'''

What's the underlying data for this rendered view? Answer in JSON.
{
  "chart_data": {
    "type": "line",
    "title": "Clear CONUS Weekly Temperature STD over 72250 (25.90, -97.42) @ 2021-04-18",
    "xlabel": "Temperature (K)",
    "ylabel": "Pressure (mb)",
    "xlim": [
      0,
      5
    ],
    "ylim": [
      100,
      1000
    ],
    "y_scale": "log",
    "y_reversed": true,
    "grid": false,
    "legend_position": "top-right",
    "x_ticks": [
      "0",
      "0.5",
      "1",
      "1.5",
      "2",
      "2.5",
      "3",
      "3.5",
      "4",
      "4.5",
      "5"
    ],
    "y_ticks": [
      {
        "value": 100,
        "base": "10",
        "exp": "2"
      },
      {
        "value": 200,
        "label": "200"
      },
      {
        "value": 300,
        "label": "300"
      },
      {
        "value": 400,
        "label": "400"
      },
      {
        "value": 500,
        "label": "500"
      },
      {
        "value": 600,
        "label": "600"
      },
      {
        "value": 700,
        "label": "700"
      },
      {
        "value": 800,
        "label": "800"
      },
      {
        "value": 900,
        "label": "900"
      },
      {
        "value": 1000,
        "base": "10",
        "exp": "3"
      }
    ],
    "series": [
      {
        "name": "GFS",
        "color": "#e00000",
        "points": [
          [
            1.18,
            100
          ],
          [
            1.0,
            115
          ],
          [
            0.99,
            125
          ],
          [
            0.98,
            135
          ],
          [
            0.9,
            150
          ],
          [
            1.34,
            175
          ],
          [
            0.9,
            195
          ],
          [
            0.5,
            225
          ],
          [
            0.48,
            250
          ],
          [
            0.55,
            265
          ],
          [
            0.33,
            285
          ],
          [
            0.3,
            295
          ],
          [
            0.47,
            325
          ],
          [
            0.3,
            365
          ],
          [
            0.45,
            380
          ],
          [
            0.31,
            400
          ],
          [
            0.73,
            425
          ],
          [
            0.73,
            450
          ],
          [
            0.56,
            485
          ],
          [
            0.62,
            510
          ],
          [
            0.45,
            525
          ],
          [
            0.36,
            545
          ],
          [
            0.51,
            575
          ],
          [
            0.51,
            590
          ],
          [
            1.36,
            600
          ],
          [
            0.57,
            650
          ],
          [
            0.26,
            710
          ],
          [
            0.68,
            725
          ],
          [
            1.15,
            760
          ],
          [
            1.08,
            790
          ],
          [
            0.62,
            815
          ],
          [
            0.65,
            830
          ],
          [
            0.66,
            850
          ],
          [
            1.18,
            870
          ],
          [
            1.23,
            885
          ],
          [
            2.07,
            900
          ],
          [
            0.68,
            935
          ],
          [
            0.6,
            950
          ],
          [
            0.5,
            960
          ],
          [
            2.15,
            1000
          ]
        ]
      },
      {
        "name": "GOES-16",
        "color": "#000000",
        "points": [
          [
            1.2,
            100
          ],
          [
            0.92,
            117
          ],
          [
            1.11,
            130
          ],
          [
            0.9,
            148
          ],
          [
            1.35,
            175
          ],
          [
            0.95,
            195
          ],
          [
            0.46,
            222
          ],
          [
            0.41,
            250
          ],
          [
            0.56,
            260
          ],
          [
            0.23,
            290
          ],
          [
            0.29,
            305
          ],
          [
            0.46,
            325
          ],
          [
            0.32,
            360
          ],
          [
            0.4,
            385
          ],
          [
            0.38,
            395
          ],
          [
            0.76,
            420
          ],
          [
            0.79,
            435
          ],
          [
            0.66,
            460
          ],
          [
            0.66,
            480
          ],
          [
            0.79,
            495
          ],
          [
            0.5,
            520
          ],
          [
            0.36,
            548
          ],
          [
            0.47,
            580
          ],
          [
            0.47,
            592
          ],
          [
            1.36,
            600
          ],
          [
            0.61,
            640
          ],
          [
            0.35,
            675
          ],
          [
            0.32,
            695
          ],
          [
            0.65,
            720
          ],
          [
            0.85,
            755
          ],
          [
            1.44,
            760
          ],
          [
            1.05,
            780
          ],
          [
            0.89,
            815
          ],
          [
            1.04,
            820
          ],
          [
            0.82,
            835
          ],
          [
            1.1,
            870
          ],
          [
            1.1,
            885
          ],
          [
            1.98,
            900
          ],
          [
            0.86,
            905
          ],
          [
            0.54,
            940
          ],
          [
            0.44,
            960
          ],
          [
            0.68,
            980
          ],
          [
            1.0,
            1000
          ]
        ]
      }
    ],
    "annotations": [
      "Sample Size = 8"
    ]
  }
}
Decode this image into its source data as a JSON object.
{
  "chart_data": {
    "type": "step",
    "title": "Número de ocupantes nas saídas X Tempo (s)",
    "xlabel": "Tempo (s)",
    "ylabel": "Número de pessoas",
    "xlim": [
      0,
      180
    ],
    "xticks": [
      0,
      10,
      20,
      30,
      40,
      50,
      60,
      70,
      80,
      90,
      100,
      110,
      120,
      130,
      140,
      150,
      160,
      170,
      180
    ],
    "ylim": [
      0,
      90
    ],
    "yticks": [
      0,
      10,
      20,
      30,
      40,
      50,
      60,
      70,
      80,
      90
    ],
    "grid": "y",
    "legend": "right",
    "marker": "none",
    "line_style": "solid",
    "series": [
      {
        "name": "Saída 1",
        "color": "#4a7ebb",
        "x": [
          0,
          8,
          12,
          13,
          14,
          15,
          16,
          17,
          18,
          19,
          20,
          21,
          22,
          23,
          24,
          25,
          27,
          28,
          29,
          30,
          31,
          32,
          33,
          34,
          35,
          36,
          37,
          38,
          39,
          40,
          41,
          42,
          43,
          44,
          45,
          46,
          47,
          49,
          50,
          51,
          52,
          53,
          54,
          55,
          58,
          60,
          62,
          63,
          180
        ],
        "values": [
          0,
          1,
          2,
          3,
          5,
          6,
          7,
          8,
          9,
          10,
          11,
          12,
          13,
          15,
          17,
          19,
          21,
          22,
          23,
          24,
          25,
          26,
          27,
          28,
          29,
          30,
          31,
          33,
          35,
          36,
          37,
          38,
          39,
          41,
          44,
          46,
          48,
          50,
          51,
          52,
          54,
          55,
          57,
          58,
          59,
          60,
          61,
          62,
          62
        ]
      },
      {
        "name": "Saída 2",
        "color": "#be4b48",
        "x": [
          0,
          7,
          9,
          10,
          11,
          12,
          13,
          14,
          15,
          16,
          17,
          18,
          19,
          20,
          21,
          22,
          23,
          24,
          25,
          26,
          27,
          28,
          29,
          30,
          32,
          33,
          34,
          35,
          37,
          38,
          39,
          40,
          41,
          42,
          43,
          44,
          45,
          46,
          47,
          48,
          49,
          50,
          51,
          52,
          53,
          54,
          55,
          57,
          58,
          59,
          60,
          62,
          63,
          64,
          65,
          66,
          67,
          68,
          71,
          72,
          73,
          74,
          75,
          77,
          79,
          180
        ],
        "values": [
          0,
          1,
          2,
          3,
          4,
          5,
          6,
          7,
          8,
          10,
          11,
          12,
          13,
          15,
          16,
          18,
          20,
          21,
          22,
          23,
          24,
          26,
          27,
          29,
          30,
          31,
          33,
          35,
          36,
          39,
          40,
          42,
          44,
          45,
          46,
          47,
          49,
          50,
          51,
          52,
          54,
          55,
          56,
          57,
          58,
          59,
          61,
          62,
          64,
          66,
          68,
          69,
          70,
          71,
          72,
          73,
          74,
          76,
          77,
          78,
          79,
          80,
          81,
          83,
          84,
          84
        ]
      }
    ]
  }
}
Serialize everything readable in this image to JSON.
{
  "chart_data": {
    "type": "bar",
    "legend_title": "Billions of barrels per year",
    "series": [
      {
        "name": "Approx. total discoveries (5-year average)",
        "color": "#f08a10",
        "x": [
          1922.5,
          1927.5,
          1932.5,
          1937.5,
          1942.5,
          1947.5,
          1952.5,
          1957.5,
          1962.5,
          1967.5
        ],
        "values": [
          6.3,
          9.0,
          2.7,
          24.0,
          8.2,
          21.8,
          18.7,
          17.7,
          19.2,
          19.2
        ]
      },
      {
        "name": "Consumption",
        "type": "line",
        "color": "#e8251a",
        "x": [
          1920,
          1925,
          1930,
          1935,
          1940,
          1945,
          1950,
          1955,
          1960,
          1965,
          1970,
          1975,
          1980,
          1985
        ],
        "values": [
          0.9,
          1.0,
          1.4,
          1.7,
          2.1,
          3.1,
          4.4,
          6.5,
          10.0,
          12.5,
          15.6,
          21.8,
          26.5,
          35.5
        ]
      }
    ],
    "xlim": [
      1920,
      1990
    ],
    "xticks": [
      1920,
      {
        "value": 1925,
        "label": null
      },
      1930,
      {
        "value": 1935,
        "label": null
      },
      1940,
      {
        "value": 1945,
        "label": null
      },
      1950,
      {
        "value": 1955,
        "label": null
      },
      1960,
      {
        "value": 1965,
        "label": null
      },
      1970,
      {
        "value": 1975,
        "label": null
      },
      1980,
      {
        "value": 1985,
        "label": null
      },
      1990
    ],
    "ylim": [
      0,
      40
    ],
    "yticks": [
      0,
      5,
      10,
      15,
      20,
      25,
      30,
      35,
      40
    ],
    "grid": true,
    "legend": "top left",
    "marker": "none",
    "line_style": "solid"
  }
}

'''

■ TASK DETAILS
Locate the word "ylabel" in the data above. Copy every line carrying it.

■ WRITTEN RESPONSE
    "ylabel": "Pressure (mb)",
    "ylabel": "Número de pessoas",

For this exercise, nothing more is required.